## Given request
Scan the data below for the string "Acrobat". Copy every line where it appears.

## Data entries

Begin

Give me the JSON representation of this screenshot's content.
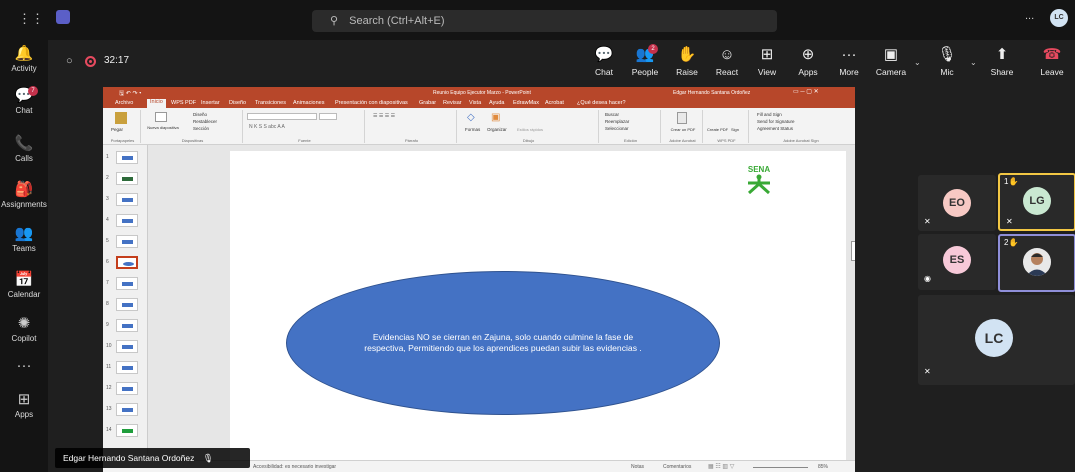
{
  "titlebar": {
    "search_placeholder": "Search (Ctrl+Alt+E)",
    "more": "...",
    "avatar": "LC"
  },
  "rail": [
    {
      "label": "Activity",
      "icon": "bell-icon",
      "glyph": "🔔"
    },
    {
      "label": "Chat",
      "icon": "chat-icon",
      "glyph": "💬",
      "badge": "7"
    },
    {
      "label": "Calls",
      "icon": "phone-icon",
      "glyph": "📞"
    },
    {
      "label": "Assignments",
      "icon": "backpack-icon",
      "glyph": "🎒"
    },
    {
      "label": "Teams",
      "icon": "teams-icon",
      "glyph": "👥"
    },
    {
      "label": "Calendar",
      "icon": "calendar-icon",
      "glyph": "📅"
    },
    {
      "label": "Copilot",
      "icon": "copilot-icon",
      "glyph": "✺"
    },
    {
      "label": "",
      "icon": "more-icon",
      "glyph": "···"
    },
    {
      "label": "Apps",
      "icon": "apps-icon",
      "glyph": "⊞"
    }
  ],
  "call": {
    "timer": "32:17",
    "controls": [
      {
        "label": "Chat",
        "icon": "chat-icon",
        "glyph": "💬"
      },
      {
        "label": "People",
        "icon": "people-icon",
        "glyph": "👥",
        "badge": "2"
      },
      {
        "label": "Raise",
        "icon": "raise-hand-icon",
        "glyph": "✋"
      },
      {
        "label": "React",
        "icon": "react-icon",
        "glyph": "☺"
      },
      {
        "label": "View",
        "icon": "view-icon",
        "glyph": "⊞"
      },
      {
        "label": "Apps",
        "icon": "apps-icon",
        "glyph": "⊕"
      },
      {
        "label": "More",
        "icon": "more-icon",
        "glyph": "···"
      }
    ],
    "camera": "Camera",
    "mic": "Mic",
    "share": "Share",
    "leave": "Leave"
  },
  "powerpoint": {
    "title": "Reunio Equipo Ejecutor Marzo - PowerPoint",
    "user": "Edgar Hernando Santana Ordoñez",
    "tabs": [
      "Archivo",
      "Inicio",
      "WPS PDF",
      "Insertar",
      "Diseño",
      "Transiciones",
      "Animaciones",
      "Presentación con diapositivas",
      "Grabar",
      "Revisar",
      "Vista",
      "Ayuda",
      "EdrawMax",
      "Acrobat",
      "¿Qué desea hacer?"
    ],
    "groups": [
      "Portapapeles",
      "Diapositivas",
      "Fuente",
      "Párrafo",
      "Dibujo",
      "Edición",
      "Adobe Acrobat",
      "WPS PDF",
      "Adobe Acrobat Sign"
    ],
    "ribbon": {
      "pegar": "Pegar",
      "nueva": "Nueva diapositiva",
      "diseno": "Diseño",
      "restablecer": "Restablecer",
      "seccion": "Sección",
      "formas": "Formas",
      "organizar": "Organizar",
      "estilos": "Estilos rápidos",
      "buscar": "Buscar",
      "reemplazar": "Reemplazar",
      "seleccionar": "Seleccionar",
      "crear_pdf": "Crear un PDF",
      "create_sign": "Create PDF",
      "sign": "Sign",
      "fill": "Fill and Sign",
      "send": "Send for Signature",
      "agreement": "Agreement Status"
    },
    "thumbs": [
      "1",
      "2",
      "3",
      "4",
      "5",
      "6",
      "7",
      "8",
      "9",
      "10",
      "11",
      "12",
      "13",
      "14"
    ],
    "slide_logo": "SENA",
    "slide_text": "Evidencias NO se cierran en Zajuna, solo cuando culmine la fase de respectiva, Permitiendo que los aprendices puedan subir las evidencias .",
    "status_text": "Accesibilidad: es necesario investigar",
    "notas": "Notas",
    "comentarios": "Comentarios",
    "zoom": "85%"
  },
  "presenter_name": "Edgar Hernando Santana Ordoñez",
  "participants": [
    {
      "initials": "EO",
      "color": "#f7c9c4"
    },
    {
      "initials": "LG",
      "color": "#c9e8d1",
      "hand": "1"
    },
    {
      "initials": "ES",
      "color": "#f7c9d8"
    },
    {
      "initials": "",
      "hand": "2"
    },
    {
      "initials": "LC",
      "color": "#d2e3f3"
    }
  ]
}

End

## Task answer
      "Acrobat",
      "Adobe Acrobat",
      "Adobe Acrobat Sign"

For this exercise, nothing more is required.